-- Records --
_____
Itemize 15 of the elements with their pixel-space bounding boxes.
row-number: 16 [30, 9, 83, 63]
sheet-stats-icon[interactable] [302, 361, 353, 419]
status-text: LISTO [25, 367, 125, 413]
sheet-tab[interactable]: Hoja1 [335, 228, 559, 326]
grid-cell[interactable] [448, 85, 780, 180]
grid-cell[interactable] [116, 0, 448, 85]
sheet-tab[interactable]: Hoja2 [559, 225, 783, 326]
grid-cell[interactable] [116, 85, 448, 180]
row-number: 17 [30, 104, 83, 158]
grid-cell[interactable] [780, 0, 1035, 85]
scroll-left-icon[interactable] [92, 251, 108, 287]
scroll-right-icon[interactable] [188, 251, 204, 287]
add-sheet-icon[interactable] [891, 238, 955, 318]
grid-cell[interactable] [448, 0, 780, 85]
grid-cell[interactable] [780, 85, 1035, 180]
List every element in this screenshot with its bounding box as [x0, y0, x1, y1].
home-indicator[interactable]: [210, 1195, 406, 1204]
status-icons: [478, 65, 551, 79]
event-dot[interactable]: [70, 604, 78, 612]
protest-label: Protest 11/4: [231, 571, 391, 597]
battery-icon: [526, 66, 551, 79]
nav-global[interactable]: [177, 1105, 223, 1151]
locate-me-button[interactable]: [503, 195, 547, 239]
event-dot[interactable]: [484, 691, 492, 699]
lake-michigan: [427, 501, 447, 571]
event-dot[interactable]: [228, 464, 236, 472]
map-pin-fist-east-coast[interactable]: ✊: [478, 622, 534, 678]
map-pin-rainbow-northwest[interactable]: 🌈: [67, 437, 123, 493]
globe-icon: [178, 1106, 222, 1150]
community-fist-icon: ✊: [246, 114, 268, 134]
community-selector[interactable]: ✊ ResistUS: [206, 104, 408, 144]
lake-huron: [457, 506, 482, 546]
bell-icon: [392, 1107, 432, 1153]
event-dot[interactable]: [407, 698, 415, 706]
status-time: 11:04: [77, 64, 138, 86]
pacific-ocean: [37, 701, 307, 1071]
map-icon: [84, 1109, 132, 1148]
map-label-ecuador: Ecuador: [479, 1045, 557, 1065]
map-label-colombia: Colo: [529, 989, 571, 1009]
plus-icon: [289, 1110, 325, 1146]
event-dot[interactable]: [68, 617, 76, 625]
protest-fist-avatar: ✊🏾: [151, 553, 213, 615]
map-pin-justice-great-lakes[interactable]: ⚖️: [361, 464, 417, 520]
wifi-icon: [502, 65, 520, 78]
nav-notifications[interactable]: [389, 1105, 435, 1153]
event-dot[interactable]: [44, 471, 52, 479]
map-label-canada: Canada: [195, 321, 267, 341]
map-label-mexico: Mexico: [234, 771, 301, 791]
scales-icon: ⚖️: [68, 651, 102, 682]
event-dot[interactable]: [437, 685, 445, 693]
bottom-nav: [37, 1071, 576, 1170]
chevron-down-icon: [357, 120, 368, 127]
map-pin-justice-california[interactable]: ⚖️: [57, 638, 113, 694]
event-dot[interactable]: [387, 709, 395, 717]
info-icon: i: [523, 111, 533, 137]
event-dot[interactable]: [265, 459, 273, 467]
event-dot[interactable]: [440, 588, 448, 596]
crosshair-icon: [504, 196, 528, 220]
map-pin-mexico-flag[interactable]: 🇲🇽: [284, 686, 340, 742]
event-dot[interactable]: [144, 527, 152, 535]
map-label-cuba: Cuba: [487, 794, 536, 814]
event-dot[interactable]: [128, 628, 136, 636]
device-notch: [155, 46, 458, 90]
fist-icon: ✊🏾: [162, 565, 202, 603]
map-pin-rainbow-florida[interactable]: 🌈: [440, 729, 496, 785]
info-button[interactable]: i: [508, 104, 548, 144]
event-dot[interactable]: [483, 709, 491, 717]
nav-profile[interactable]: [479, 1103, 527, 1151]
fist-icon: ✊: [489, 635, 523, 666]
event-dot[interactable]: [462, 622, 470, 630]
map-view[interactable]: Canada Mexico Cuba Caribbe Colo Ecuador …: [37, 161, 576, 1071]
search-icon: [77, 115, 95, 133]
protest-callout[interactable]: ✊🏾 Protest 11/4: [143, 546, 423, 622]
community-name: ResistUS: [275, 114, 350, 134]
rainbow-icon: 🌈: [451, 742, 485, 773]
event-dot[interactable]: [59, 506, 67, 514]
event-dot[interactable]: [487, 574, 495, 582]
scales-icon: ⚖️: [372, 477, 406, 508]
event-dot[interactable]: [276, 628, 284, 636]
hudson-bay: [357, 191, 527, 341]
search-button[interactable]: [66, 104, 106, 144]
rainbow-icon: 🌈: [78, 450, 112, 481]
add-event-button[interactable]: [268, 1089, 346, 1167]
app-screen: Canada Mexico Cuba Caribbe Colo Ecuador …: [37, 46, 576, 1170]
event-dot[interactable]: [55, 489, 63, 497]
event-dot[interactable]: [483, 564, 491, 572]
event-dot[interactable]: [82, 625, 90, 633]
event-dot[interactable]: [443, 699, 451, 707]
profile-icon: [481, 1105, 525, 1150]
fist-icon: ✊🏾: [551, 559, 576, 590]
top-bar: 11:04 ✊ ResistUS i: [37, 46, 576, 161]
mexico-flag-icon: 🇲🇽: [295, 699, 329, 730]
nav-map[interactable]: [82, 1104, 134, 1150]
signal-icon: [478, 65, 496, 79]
_____
-- Work to be completed --
Return every line of the records above that contains the string "sheet", matching case exactly.

-- Written reply --
sheet-stats-icon[interactable] [302, 361, 353, 419]
sheet-tab[interactable]: Hoja1 [335, 228, 559, 326]
sheet-tab[interactable]: Hoja2 [559, 225, 783, 326]
add-sheet-icon[interactable] [891, 238, 955, 318]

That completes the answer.